Description of the task: How many lines in the records below contain the word "السفير"? Give only the number.

** Begin Dataset **

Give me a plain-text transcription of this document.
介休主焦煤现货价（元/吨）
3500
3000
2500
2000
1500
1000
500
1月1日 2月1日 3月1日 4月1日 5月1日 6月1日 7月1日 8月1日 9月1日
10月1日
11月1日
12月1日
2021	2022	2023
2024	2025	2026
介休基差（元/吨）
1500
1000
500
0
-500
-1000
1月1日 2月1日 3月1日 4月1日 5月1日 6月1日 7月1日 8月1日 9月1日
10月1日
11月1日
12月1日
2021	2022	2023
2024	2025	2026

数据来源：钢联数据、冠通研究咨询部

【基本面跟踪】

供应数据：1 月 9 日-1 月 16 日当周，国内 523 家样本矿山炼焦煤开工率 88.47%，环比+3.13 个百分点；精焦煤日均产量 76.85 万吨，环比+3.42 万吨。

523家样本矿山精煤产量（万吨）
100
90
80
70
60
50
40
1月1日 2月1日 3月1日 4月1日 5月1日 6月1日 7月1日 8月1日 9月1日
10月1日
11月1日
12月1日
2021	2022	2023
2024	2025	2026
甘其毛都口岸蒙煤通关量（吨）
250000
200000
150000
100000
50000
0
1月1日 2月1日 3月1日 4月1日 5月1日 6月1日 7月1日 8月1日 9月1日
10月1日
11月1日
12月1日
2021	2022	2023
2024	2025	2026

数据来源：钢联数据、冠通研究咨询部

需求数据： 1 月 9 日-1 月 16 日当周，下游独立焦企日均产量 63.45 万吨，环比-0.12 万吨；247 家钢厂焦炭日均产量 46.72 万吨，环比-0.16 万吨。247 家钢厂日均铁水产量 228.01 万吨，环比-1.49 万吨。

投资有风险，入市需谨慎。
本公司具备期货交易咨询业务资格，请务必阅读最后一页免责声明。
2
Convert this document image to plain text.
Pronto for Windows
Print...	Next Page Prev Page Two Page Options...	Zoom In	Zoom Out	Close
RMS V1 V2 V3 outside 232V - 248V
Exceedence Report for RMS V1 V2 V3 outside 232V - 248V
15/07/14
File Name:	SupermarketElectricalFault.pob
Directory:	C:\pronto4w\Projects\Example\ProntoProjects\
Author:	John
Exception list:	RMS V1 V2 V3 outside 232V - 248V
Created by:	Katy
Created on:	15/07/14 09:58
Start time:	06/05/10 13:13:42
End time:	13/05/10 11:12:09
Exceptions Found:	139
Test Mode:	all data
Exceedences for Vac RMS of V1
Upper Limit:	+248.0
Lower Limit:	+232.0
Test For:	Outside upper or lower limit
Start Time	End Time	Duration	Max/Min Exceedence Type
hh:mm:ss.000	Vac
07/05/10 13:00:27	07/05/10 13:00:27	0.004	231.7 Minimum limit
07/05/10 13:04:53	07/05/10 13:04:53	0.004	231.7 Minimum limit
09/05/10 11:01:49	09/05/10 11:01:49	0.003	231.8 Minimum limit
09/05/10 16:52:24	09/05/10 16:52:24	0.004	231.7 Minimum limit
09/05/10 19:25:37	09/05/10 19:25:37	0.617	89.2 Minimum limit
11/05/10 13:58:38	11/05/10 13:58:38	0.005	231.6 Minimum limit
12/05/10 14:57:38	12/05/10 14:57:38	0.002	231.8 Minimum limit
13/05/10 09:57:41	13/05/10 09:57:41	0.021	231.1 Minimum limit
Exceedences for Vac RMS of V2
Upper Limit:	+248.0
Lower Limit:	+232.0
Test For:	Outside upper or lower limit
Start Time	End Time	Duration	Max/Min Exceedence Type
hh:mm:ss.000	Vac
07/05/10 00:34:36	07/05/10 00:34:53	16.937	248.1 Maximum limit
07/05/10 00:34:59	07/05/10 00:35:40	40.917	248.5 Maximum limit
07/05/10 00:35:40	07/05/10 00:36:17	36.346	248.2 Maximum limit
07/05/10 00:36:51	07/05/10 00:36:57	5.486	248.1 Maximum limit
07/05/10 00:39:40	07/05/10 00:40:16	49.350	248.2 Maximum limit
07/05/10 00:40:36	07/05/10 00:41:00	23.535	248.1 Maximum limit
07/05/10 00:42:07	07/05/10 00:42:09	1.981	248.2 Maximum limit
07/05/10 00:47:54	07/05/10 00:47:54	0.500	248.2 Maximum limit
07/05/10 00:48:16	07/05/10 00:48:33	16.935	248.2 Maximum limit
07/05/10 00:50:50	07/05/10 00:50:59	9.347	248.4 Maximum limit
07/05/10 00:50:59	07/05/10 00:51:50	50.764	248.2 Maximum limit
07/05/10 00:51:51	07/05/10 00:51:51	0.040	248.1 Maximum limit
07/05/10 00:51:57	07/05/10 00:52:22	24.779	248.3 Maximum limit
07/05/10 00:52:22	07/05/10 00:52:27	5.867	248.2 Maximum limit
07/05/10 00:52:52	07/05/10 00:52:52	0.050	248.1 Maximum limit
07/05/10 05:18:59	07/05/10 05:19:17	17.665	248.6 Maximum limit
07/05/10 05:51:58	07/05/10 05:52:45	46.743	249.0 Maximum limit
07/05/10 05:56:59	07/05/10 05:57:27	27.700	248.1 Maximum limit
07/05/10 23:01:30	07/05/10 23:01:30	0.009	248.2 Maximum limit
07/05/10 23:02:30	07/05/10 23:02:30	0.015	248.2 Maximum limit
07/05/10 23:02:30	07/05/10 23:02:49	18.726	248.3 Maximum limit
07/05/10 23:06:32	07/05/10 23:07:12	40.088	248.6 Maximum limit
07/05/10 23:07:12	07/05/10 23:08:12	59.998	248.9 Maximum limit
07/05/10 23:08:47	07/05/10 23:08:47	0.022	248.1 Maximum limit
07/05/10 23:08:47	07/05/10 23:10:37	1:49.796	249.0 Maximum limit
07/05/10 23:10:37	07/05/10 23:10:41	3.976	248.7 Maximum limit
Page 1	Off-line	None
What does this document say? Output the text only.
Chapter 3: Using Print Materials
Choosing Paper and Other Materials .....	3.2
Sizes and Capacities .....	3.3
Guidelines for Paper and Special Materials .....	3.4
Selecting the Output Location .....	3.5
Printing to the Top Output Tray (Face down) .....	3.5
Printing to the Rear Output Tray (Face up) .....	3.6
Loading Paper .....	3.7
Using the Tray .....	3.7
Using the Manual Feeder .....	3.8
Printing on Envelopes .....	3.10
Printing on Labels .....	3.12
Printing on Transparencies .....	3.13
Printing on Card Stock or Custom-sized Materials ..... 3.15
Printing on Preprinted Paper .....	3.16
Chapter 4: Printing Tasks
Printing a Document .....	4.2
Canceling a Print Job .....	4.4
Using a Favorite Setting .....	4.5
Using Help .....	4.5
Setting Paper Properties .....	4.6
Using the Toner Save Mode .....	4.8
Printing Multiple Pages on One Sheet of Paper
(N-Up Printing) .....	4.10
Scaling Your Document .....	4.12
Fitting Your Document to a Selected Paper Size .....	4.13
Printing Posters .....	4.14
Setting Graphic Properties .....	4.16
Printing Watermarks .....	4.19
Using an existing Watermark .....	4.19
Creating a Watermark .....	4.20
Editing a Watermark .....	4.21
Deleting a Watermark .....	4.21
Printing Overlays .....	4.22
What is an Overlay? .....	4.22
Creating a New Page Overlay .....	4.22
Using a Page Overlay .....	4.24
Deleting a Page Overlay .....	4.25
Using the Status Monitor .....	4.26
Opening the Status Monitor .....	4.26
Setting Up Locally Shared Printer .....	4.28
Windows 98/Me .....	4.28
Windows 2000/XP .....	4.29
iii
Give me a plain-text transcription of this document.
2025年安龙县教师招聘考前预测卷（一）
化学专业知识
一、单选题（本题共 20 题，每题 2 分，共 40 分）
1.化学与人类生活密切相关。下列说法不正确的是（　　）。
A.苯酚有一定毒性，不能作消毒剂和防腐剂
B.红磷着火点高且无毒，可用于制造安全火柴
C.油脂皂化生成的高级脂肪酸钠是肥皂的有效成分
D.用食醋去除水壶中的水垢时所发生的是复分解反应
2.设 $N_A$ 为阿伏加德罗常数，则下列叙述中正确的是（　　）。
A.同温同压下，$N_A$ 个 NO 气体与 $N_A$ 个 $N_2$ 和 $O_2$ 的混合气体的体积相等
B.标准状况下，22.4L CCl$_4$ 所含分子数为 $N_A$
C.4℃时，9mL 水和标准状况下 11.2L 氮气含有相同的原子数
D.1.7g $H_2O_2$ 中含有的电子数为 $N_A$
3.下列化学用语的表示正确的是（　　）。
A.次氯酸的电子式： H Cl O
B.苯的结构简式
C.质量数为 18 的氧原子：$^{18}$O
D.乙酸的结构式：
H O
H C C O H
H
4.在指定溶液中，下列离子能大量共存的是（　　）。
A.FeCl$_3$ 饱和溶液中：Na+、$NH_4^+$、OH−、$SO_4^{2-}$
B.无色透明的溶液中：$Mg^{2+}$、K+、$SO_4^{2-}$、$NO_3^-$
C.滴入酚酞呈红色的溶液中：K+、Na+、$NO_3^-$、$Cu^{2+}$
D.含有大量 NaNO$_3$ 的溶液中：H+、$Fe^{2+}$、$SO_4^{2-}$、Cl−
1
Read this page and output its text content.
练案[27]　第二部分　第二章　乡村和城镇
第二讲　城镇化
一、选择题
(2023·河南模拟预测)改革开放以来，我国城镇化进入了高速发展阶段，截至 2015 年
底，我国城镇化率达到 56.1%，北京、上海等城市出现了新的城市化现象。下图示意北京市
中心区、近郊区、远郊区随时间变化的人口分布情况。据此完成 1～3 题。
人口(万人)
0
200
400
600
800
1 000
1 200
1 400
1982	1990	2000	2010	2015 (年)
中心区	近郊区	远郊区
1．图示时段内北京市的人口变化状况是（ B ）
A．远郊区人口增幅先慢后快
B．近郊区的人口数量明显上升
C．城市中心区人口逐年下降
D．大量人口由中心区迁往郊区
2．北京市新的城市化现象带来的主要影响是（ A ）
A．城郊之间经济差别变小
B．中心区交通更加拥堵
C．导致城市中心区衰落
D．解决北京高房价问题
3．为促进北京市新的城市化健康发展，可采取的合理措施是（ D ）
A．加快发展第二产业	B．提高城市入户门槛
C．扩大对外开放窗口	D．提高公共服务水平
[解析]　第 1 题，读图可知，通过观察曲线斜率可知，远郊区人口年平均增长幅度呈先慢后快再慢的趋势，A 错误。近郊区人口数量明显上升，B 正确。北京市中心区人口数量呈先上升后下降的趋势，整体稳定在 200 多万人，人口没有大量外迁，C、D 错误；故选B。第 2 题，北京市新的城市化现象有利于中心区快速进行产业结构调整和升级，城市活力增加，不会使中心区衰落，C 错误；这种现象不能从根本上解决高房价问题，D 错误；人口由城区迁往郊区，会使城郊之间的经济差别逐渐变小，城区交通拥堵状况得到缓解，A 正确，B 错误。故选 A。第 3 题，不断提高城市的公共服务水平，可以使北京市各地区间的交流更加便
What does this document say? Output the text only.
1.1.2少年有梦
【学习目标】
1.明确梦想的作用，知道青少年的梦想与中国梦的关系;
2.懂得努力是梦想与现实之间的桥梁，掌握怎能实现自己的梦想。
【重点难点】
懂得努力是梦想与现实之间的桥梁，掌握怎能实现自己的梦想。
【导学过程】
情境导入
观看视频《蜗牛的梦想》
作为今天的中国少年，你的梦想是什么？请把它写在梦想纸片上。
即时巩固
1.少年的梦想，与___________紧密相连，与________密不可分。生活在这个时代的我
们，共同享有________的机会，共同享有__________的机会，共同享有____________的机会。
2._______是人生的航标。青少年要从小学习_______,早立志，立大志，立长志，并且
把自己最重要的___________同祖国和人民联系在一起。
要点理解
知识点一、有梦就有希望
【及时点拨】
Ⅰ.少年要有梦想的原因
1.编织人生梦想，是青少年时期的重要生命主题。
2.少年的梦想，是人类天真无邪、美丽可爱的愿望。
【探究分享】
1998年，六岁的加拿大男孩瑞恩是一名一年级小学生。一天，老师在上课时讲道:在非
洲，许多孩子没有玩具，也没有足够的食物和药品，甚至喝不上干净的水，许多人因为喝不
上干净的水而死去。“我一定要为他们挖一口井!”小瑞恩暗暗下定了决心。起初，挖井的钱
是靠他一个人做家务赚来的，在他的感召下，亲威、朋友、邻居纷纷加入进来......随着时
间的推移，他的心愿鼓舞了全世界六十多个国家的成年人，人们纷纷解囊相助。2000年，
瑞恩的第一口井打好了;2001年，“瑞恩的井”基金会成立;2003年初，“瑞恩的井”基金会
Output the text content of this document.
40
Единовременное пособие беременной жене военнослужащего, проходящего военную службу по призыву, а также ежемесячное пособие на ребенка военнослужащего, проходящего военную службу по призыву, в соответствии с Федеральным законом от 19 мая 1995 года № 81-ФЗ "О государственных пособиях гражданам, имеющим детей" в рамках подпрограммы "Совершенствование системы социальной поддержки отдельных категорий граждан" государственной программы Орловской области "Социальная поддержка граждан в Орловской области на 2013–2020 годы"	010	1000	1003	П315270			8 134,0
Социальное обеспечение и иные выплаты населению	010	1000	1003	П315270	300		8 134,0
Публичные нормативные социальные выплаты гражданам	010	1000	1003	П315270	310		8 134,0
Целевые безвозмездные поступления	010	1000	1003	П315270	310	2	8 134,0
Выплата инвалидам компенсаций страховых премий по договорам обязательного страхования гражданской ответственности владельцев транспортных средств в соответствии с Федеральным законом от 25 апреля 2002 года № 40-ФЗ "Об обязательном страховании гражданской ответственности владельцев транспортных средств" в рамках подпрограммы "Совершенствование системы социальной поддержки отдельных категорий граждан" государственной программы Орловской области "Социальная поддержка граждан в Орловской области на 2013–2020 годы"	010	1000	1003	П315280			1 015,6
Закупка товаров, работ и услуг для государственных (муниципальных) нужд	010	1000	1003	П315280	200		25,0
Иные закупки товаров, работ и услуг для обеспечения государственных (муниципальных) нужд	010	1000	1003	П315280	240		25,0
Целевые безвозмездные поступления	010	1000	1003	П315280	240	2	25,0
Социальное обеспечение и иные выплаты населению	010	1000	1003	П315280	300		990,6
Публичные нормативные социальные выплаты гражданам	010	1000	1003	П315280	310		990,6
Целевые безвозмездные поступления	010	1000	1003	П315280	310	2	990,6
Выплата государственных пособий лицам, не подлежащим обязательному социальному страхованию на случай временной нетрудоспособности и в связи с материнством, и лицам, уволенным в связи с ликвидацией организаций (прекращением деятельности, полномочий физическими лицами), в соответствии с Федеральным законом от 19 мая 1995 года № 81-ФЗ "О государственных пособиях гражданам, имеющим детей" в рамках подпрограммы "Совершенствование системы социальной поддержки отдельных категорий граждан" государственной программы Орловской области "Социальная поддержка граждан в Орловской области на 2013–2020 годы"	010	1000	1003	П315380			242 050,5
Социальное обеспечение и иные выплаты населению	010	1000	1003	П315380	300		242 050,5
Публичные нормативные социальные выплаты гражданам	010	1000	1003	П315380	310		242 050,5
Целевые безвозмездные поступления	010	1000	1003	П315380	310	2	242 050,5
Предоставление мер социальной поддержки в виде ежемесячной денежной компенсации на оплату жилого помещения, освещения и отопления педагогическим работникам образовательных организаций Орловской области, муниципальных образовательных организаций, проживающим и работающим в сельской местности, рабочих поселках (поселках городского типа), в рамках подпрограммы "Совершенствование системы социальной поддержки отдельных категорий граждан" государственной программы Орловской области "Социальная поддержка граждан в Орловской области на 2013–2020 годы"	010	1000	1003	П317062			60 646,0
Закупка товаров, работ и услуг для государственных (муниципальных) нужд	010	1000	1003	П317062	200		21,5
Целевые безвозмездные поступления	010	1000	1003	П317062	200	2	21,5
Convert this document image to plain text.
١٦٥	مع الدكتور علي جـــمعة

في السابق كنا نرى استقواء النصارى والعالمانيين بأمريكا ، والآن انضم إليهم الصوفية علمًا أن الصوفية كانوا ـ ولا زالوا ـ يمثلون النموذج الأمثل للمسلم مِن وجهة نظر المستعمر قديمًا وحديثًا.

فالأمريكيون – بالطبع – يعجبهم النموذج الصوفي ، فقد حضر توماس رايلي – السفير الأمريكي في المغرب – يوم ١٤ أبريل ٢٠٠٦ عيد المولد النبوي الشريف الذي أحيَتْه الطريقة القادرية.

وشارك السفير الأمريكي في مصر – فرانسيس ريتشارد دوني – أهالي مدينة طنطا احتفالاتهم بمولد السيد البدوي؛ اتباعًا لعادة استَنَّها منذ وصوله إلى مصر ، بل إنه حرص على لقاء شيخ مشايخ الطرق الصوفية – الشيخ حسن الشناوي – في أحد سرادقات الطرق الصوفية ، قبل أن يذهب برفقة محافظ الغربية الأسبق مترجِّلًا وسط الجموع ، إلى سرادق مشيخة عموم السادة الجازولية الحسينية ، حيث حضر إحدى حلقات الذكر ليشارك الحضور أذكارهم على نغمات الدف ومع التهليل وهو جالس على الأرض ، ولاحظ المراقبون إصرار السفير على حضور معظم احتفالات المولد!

** End Dataset **

Exercise answer: 2